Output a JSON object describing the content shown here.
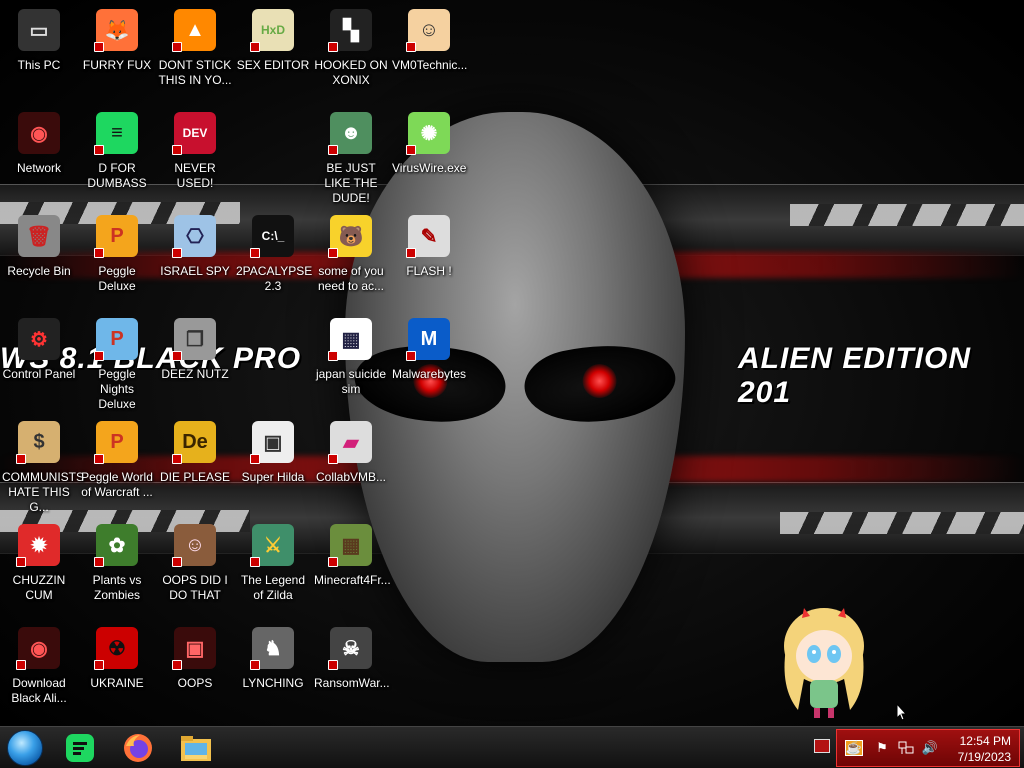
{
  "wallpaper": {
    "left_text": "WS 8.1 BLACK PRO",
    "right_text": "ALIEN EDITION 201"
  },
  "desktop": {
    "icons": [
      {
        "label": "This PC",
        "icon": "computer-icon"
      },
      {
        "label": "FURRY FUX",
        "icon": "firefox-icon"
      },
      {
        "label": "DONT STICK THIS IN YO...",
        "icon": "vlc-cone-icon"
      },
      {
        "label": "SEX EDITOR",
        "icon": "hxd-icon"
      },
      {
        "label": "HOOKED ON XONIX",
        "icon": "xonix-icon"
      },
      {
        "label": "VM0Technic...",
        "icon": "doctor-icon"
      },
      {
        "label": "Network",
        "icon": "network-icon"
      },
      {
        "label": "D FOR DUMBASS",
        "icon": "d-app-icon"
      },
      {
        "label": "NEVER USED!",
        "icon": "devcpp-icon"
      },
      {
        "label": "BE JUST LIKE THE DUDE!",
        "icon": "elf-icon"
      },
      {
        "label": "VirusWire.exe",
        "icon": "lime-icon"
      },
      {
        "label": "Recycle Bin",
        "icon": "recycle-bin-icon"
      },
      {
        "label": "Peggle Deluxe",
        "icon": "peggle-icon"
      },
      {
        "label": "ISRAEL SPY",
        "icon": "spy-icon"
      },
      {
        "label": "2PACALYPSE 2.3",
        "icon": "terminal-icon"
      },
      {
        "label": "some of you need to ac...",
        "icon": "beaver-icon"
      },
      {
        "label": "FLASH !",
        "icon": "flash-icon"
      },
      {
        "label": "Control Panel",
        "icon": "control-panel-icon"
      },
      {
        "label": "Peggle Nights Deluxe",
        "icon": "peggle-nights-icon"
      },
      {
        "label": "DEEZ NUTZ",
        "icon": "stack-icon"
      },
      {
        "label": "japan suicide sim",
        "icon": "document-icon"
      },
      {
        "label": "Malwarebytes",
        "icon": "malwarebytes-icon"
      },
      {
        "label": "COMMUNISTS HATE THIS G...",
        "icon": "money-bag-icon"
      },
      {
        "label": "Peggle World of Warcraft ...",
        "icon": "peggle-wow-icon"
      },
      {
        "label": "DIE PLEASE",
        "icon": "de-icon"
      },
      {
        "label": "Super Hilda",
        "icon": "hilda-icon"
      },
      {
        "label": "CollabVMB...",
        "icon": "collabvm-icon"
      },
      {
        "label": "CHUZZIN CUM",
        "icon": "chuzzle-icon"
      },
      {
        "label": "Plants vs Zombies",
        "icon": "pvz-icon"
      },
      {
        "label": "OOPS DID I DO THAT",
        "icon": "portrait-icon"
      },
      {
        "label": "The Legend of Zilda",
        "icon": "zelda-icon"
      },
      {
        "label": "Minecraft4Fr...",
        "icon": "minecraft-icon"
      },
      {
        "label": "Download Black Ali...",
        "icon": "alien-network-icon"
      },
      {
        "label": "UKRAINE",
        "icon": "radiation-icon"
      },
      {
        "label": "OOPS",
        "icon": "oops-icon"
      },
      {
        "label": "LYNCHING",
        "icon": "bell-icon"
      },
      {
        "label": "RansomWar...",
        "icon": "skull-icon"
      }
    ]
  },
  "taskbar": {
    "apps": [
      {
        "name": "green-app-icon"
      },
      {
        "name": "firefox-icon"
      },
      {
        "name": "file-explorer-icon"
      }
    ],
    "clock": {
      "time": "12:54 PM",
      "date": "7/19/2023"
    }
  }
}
* * * * *
Work request: Repeat every entry above exactly as written and omit any pictures it holds.

Task solution:
Output a JSON object describing the content shown here.
{
  "wallpaper": {
    "left_text": "WS 8.1 BLACK PRO",
    "right_text": "ALIEN EDITION 201"
  },
  "desktop": {
    "icons": [
      {
        "label": "This PC",
        "icon": "computer-icon"
      },
      {
        "label": "FURRY FUX",
        "icon": "firefox-icon"
      },
      {
        "label": "DONT STICK THIS IN YO...",
        "icon": "vlc-cone-icon"
      },
      {
        "label": "SEX EDITOR",
        "icon": "hxd-icon"
      },
      {
        "label": "HOOKED ON XONIX",
        "icon": "xonix-icon"
      },
      {
        "label": "VM0Technic...",
        "icon": "doctor-icon"
      },
      {
        "label": "Network",
        "icon": "network-icon"
      },
      {
        "label": "D FOR DUMBASS",
        "icon": "d-app-icon"
      },
      {
        "label": "NEVER USED!",
        "icon": "devcpp-icon"
      },
      {
        "label": "BE JUST LIKE THE DUDE!",
        "icon": "elf-icon"
      },
      {
        "label": "VirusWire.exe",
        "icon": "lime-icon"
      },
      {
        "label": "Recycle Bin",
        "icon": "recycle-bin-icon"
      },
      {
        "label": "Peggle Deluxe",
        "icon": "peggle-icon"
      },
      {
        "label": "ISRAEL SPY",
        "icon": "spy-icon"
      },
      {
        "label": "2PACALYPSE 2.3",
        "icon": "terminal-icon"
      },
      {
        "label": "some of you need to ac...",
        "icon": "beaver-icon"
      },
      {
        "label": "FLASH !",
        "icon": "flash-icon"
      },
      {
        "label": "Control Panel",
        "icon": "control-panel-icon"
      },
      {
        "label": "Peggle Nights Deluxe",
        "icon": "peggle-nights-icon"
      },
      {
        "label": "DEEZ NUTZ",
        "icon": "stack-icon"
      },
      {
        "label": "japan suicide sim",
        "icon": "document-icon"
      },
      {
        "label": "Malwarebytes",
        "icon": "malwarebytes-icon"
      },
      {
        "label": "COMMUNISTS HATE THIS G...",
        "icon": "money-bag-icon"
      },
      {
        "label": "Peggle World of Warcraft ...",
        "icon": "peggle-wow-icon"
      },
      {
        "label": "DIE PLEASE",
        "icon": "de-icon"
      },
      {
        "label": "Super Hilda",
        "icon": "hilda-icon"
      },
      {
        "label": "CollabVMB...",
        "icon": "collabvm-icon"
      },
      {
        "label": "CHUZZIN CUM",
        "icon": "chuzzle-icon"
      },
      {
        "label": "Plants vs Zombies",
        "icon": "pvz-icon"
      },
      {
        "label": "OOPS DID I DO THAT",
        "icon": "portrait-icon"
      },
      {
        "label": "The Legend of Zilda",
        "icon": "zelda-icon"
      },
      {
        "label": "Minecraft4Fr...",
        "icon": "minecraft-icon"
      },
      {
        "label": "Download Black Ali...",
        "icon": "alien-network-icon"
      },
      {
        "label": "UKRAINE",
        "icon": "radiation-icon"
      },
      {
        "label": "OOPS",
        "icon": "oops-icon"
      },
      {
        "label": "LYNCHING",
        "icon": "bell-icon"
      },
      {
        "label": "RansomWar...",
        "icon": "skull-icon"
      }
    ]
  },
  "taskbar": {
    "apps": [
      {
        "name": "green-app-icon"
      },
      {
        "name": "firefox-icon"
      },
      {
        "name": "file-explorer-icon"
      }
    ],
    "clock": {
      "time": "12:54 PM",
      "date": "7/19/2023"
    }
  }
}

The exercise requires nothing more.